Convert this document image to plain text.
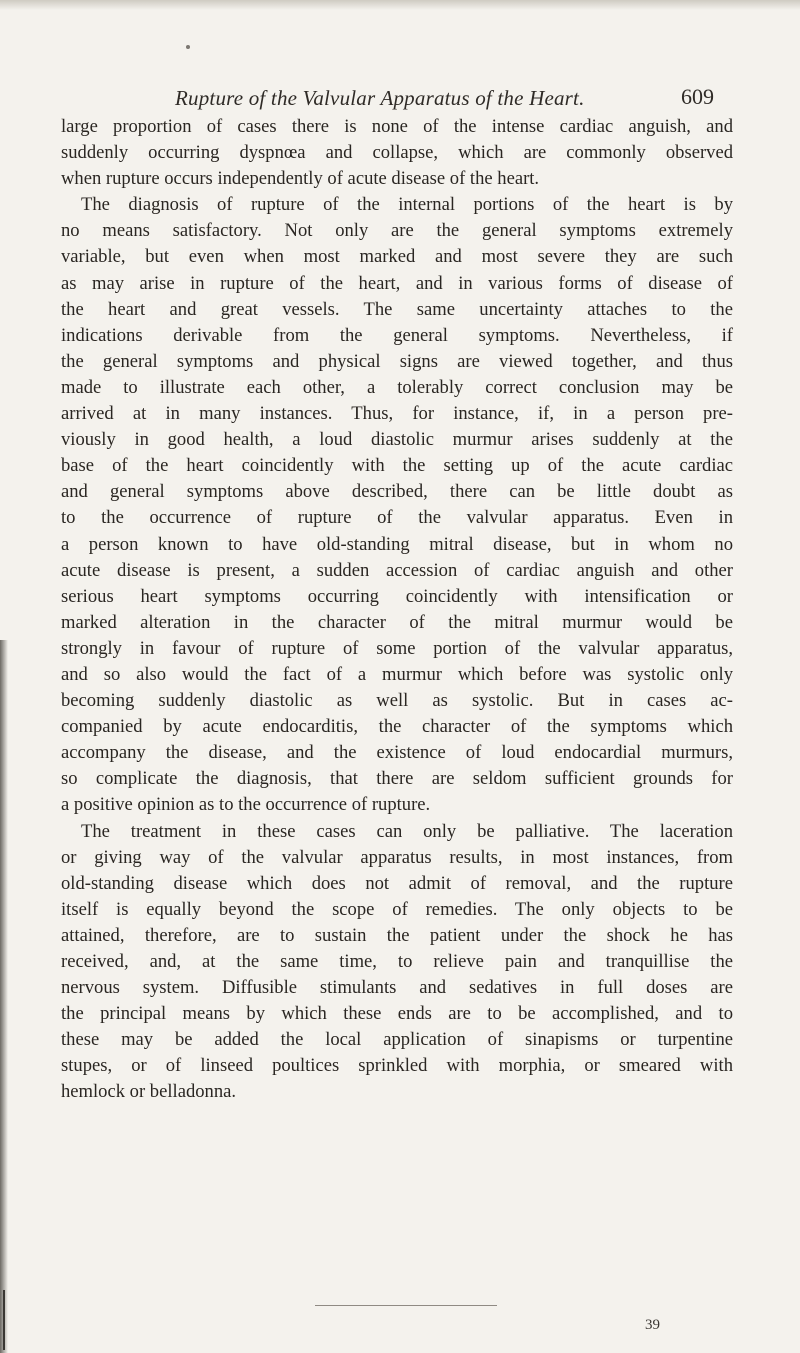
Rupture of the Valvular Apparatus of the Heart.	609
large proportion of cases there is none of the intense cardiac anguish, and
suddenly occurring dyspnœa and collapse, which are commonly observed
when rupture occurs independently of acute disease of the heart.
The diagnosis of rupture of the internal portions of the heart is by
no means satisfactory. Not only are the general symptoms extremely
variable, but even when most marked and most severe they are such
as may arise in rupture of the heart, and in various forms of disease of
the heart and great vessels. The same uncertainty attaches to the
indications derivable from the general symptoms. Nevertheless, if
the general symptoms and physical signs are viewed together, and thus
made to illustrate each other, a tolerably correct conclusion may be
arrived at in many instances. Thus, for instance, if, in a person pre-
viously in good health, a loud diastolic murmur arises suddenly at the
base of the heart coincidently with the setting up of the acute cardiac
and general symptoms above described, there can be little doubt as
to the occurrence of rupture of the valvular apparatus. Even in
a person known to have old-standing mitral disease, but in whom no
acute disease is present, a sudden accession of cardiac anguish and other
serious heart symptoms occurring coincidently with intensification or
marked alteration in the character of the mitral murmur would be
strongly in favour of rupture of some portion of the valvular apparatus,
and so also would the fact of a murmur which before was systolic only
becoming suddenly diastolic as well as systolic. But in cases ac-
companied by acute endocarditis, the character of the symptoms which
accompany the disease, and the existence of loud endocardial murmurs,
so complicate the diagnosis, that there are seldom sufficient grounds for
a positive opinion as to the occurrence of rupture.
The treatment in these cases can only be palliative. The laceration
or giving way of the valvular apparatus results, in most instances, from
old-standing disease which does not admit of removal, and the rupture
itself is equally beyond the scope of remedies. The only objects to be
attained, therefore, are to sustain the patient under the shock he has
received, and, at the same time, to relieve pain and tranquillise the
nervous system. Diffusible stimulants and sedatives in full doses are
the principal means by which these ends are to be accomplished, and to
these may be added the local application of sinapisms or turpentine
stupes, or of linseed poultices sprinkled with morphia, or smeared with
hemlock or belladonna.
39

EXERCISE OBJECTIVE.
How many lines of the entries above hold the string "suddenly"? Reply with the number alone.

SOLUTION.
3